### Brief:
The entries are to be returned exactly, with images left out.

### Material for this exercise:
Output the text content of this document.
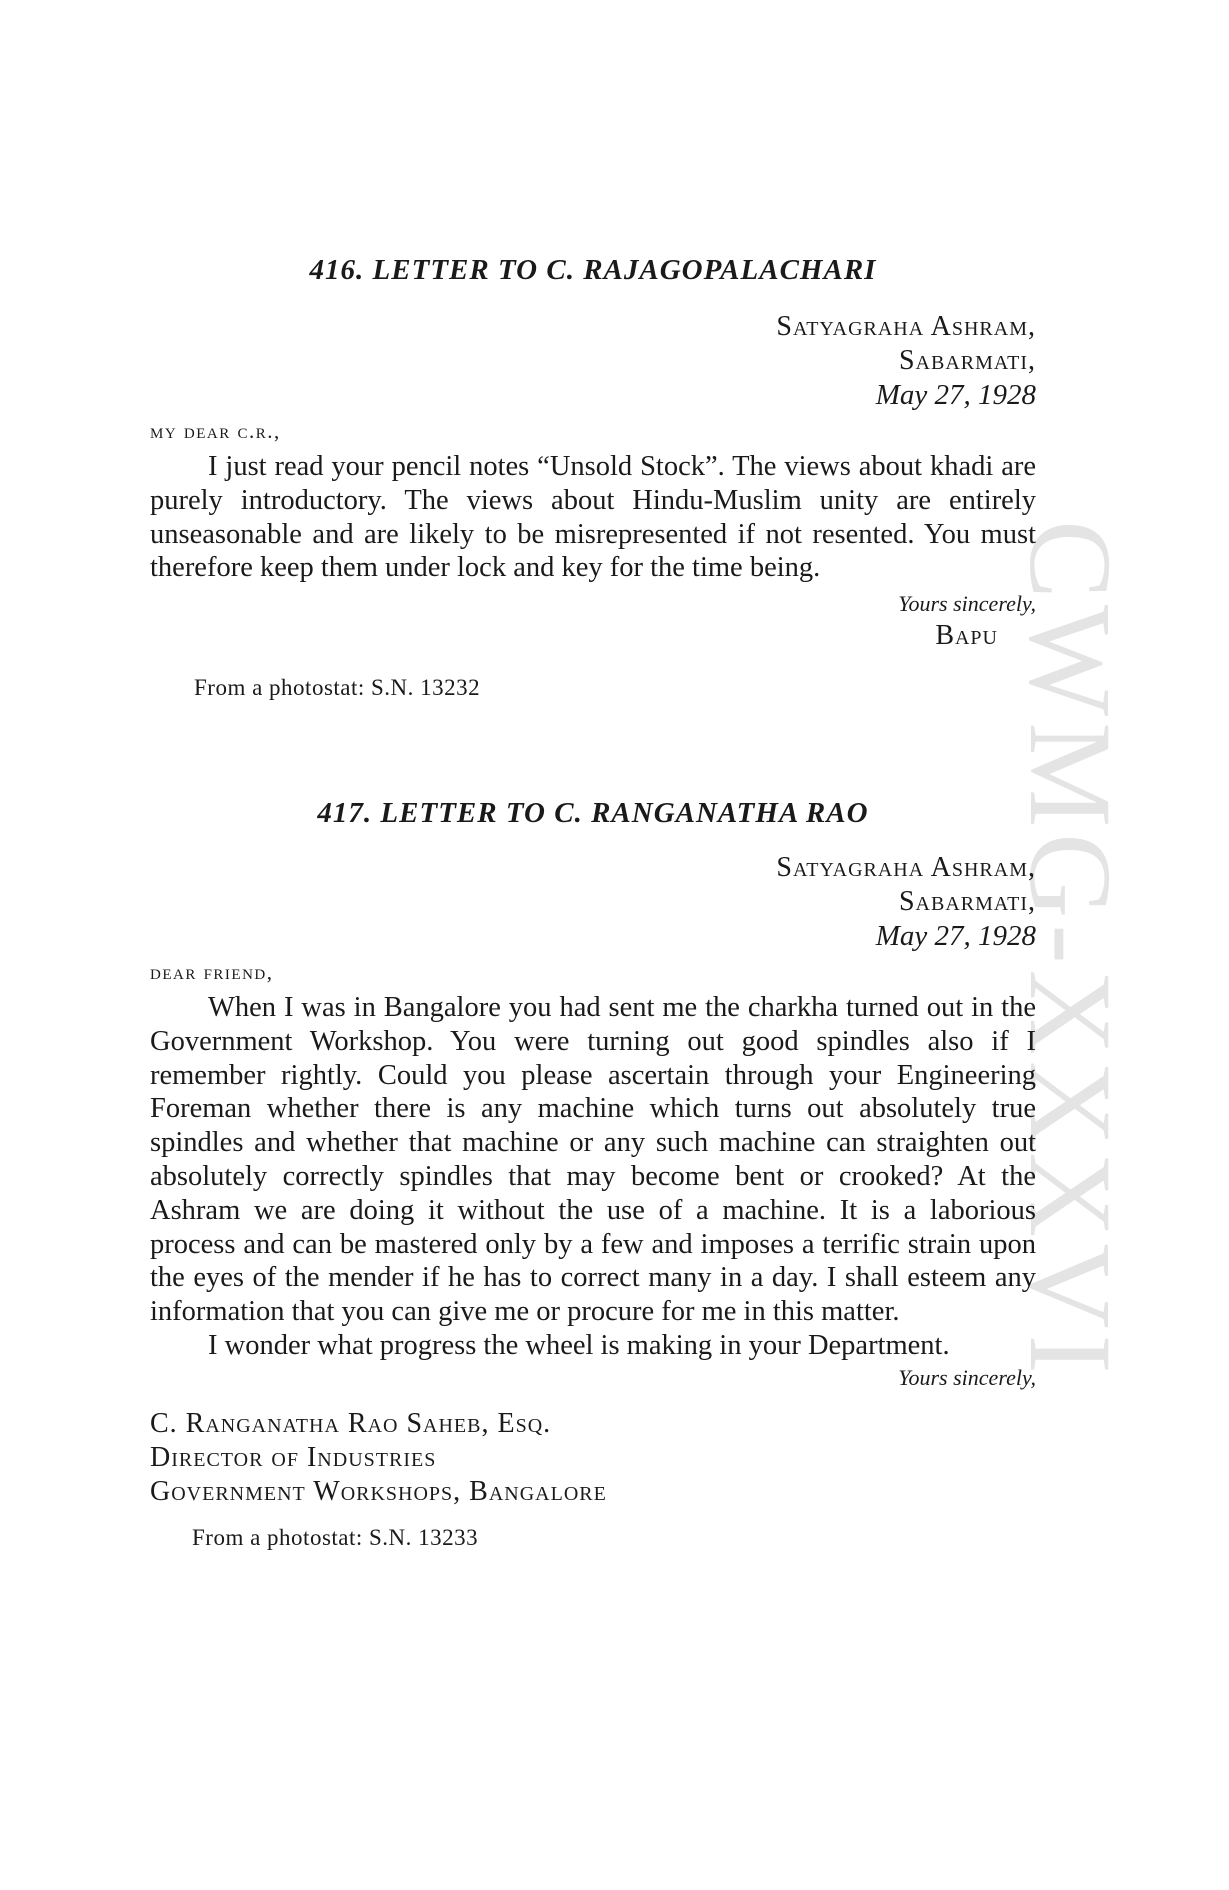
CWMG-XXXVI
416. LETTER TO C. RAJAGOPALACHARI
Satyagraha Ashram,
Sabarmati,
May 27, 1928
my dear c.r.,

I just read your pencil notes “Unsold Stock”. The views about khadi are purely introductory. The views about Hindu-Muslim unity are entirely unseasonable and are likely to be misrepresented if not resented. You must therefore keep them under lock and key for the time being.

Yours sincerely,
Bapu
From a photostat: S.N. 13232
417. LETTER TO C. RANGANATHA RAO
Satyagraha Ashram,
Sabarmati,
May 27, 1928
dear friend,

When I was in Bangalore you had sent me the charkha turned out in the Government Workshop. You were turning out good spindles also if I remember rightly. Could you please ascertain through your Engineering Foreman whether there is any machine which turns out absolutely true spindles and whether that machine or any such machine can straighten out absolutely correctly spindles that may become bent or crooked? At the Ashram we are doing it without the use of a machine. It is a laborious process and can be mastered only by a few and imposes a terrific strain upon the eyes of the mender if he has to correct many in a day. I shall esteem any information that you can give me or procure for me in this matter.

I wonder what progress the wheel is making in your Department.

Yours sincerely,
C. Ranganatha Rao Saheb, Esq.
Director of Industries
Government Workshops, Bangalore
From a photostat: S.N. 13233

### Response to this exercise:
Output the text content of this document.
CWMG-XXXVI
416. LETTER TO C. RAJAGOPALACHARI
Satyagraha Ashram,
Sabarmati,
May 27, 1928
my dear c.r.,

I just read your pencil notes “Unsold Stock”. The views about khadi are purely introductory. The views about Hindu-Muslim unity are entirely unseasonable and are likely to be misrepresented if not resented. You must therefore keep them under lock and key for the time being.

Yours sincerely,
Bapu
From a photostat: S.N. 13232
417. LETTER TO C. RANGANATHA RAO
Satyagraha Ashram,
Sabarmati,
May 27, 1928
dear friend,

When I was in Bangalore you had sent me the charkha turned out in the Government Workshop. You were turning out good spindles also if I remember rightly. Could you please ascertain through your Engineering Foreman whether there is any machine which turns out absolutely true spindles and whether that machine or any such machine can straighten out absolutely correctly spindles that may become bent or crooked? At the Ashram we are doing it without the use of a machine. It is a laborious process and can be mastered only by a few and imposes a terrific strain upon the eyes of the mender if he has to correct many in a day. I shall esteem any information that you can give me or procure for me in this matter.

I wonder what progress the wheel is making in your Department.

Yours sincerely,
C. Ranganatha Rao Saheb, Esq.
Director of Industries
Government Workshops, Bangalore
From a photostat: S.N. 13233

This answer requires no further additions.